(Given instruction): Copy out every line of the items below word for word.

(Rows):
- - -

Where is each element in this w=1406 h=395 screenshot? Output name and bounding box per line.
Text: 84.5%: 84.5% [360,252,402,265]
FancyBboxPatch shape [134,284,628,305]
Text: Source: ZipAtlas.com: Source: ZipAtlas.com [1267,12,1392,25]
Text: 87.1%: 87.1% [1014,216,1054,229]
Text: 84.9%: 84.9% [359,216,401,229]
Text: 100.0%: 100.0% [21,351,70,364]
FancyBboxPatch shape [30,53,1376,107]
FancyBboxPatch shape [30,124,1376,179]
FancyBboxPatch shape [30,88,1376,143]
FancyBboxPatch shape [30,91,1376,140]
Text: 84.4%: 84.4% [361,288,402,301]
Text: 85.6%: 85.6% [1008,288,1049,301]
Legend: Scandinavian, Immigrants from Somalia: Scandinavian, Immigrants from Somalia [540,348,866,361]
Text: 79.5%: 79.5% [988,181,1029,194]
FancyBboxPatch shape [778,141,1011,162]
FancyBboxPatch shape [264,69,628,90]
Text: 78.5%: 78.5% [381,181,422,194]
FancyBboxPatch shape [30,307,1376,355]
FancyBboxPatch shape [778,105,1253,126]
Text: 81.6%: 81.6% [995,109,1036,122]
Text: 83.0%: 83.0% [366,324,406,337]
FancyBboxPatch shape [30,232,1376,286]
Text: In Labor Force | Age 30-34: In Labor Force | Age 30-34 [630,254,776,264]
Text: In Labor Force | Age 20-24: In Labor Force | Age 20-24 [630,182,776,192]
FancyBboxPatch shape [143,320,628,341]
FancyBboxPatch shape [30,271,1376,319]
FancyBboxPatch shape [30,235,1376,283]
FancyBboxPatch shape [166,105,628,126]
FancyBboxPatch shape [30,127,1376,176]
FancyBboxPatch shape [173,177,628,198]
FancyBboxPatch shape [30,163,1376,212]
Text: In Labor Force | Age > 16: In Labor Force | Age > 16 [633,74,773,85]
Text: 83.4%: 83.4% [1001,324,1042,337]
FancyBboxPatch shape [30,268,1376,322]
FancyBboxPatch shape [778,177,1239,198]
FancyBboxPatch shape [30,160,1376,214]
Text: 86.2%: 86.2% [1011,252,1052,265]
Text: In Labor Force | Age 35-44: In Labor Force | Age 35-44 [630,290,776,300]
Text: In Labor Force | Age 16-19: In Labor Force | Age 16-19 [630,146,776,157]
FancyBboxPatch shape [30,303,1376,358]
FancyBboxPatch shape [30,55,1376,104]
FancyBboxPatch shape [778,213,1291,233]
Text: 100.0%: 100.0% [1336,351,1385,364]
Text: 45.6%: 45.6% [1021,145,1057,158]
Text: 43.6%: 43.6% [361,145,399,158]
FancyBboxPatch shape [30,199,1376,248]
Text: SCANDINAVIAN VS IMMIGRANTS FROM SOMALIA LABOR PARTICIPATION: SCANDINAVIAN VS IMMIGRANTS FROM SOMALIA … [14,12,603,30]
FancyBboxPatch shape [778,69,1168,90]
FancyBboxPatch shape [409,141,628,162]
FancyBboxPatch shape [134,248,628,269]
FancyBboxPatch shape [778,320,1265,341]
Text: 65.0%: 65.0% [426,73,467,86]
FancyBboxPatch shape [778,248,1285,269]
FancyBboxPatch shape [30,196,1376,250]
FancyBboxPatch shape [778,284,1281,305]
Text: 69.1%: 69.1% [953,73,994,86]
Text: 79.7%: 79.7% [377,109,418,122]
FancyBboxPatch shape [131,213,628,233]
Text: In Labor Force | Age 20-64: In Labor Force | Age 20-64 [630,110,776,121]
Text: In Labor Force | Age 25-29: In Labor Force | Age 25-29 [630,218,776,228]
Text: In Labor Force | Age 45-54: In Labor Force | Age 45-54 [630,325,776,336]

- - -

(Task output):
Where is each element in this w=1406 h=395 screenshot? Output name and bounding box per line.
Text: 84.5%: 84.5% [360,252,402,265]
FancyBboxPatch shape [134,284,628,305]
Text: Source: ZipAtlas.com: Source: ZipAtlas.com [1267,12,1392,25]
Text: 87.1%: 87.1% [1014,216,1054,229]
Text: 84.9%: 84.9% [359,216,401,229]
Text: 100.0%: 100.0% [21,351,70,364]
FancyBboxPatch shape [30,53,1376,107]
FancyBboxPatch shape [30,124,1376,179]
FancyBboxPatch shape [30,88,1376,143]
FancyBboxPatch shape [30,91,1376,140]
Text: 84.4%: 84.4% [361,288,402,301]
Text: 85.6%: 85.6% [1008,288,1049,301]
Legend: Scandinavian, Immigrants from Somalia: Scandinavian, Immigrants from Somalia [540,348,866,361]
Text: 79.5%: 79.5% [988,181,1029,194]
FancyBboxPatch shape [778,141,1011,162]
FancyBboxPatch shape [264,69,628,90]
Text: 78.5%: 78.5% [381,181,422,194]
FancyBboxPatch shape [30,307,1376,355]
FancyBboxPatch shape [778,105,1253,126]
Text: 81.6%: 81.6% [995,109,1036,122]
Text: 83.0%: 83.0% [366,324,406,337]
FancyBboxPatch shape [30,232,1376,286]
Text: In Labor Force | Age 30-34: In Labor Force | Age 30-34 [630,254,776,264]
Text: In Labor Force | Age 20-24: In Labor Force | Age 20-24 [630,182,776,192]
FancyBboxPatch shape [143,320,628,341]
FancyBboxPatch shape [30,271,1376,319]
FancyBboxPatch shape [30,235,1376,283]
FancyBboxPatch shape [166,105,628,126]
FancyBboxPatch shape [30,127,1376,176]
FancyBboxPatch shape [173,177,628,198]
FancyBboxPatch shape [30,163,1376,212]
Text: In Labor Force | Age > 16: In Labor Force | Age > 16 [633,74,773,85]
Text: 83.4%: 83.4% [1001,324,1042,337]
FancyBboxPatch shape [30,268,1376,322]
FancyBboxPatch shape [778,177,1239,198]
FancyBboxPatch shape [30,160,1376,214]
Text: 86.2%: 86.2% [1011,252,1052,265]
Text: In Labor Force | Age 35-44: In Labor Force | Age 35-44 [630,290,776,300]
Text: In Labor Force | Age 16-19: In Labor Force | Age 16-19 [630,146,776,157]
FancyBboxPatch shape [30,303,1376,358]
FancyBboxPatch shape [30,55,1376,104]
FancyBboxPatch shape [778,213,1291,233]
Text: 100.0%: 100.0% [1336,351,1385,364]
Text: 45.6%: 45.6% [1021,145,1057,158]
Text: 43.6%: 43.6% [361,145,399,158]
FancyBboxPatch shape [30,199,1376,248]
Text: SCANDINAVIAN VS IMMIGRANTS FROM SOMALIA LABOR PARTICIPATION: SCANDINAVIAN VS IMMIGRANTS FROM SOMALIA … [14,12,603,30]
FancyBboxPatch shape [778,69,1168,90]
FancyBboxPatch shape [409,141,628,162]
FancyBboxPatch shape [134,248,628,269]
FancyBboxPatch shape [778,320,1265,341]
Text: 65.0%: 65.0% [426,73,467,86]
FancyBboxPatch shape [778,248,1285,269]
FancyBboxPatch shape [30,196,1376,250]
FancyBboxPatch shape [778,284,1281,305]
Text: 69.1%: 69.1% [953,73,994,86]
Text: 79.7%: 79.7% [377,109,418,122]
FancyBboxPatch shape [131,213,628,233]
Text: In Labor Force | Age 20-64: In Labor Force | Age 20-64 [630,110,776,121]
Text: In Labor Force | Age 25-29: In Labor Force | Age 25-29 [630,218,776,228]
Text: In Labor Force | Age 45-54: In Labor Force | Age 45-54 [630,325,776,336]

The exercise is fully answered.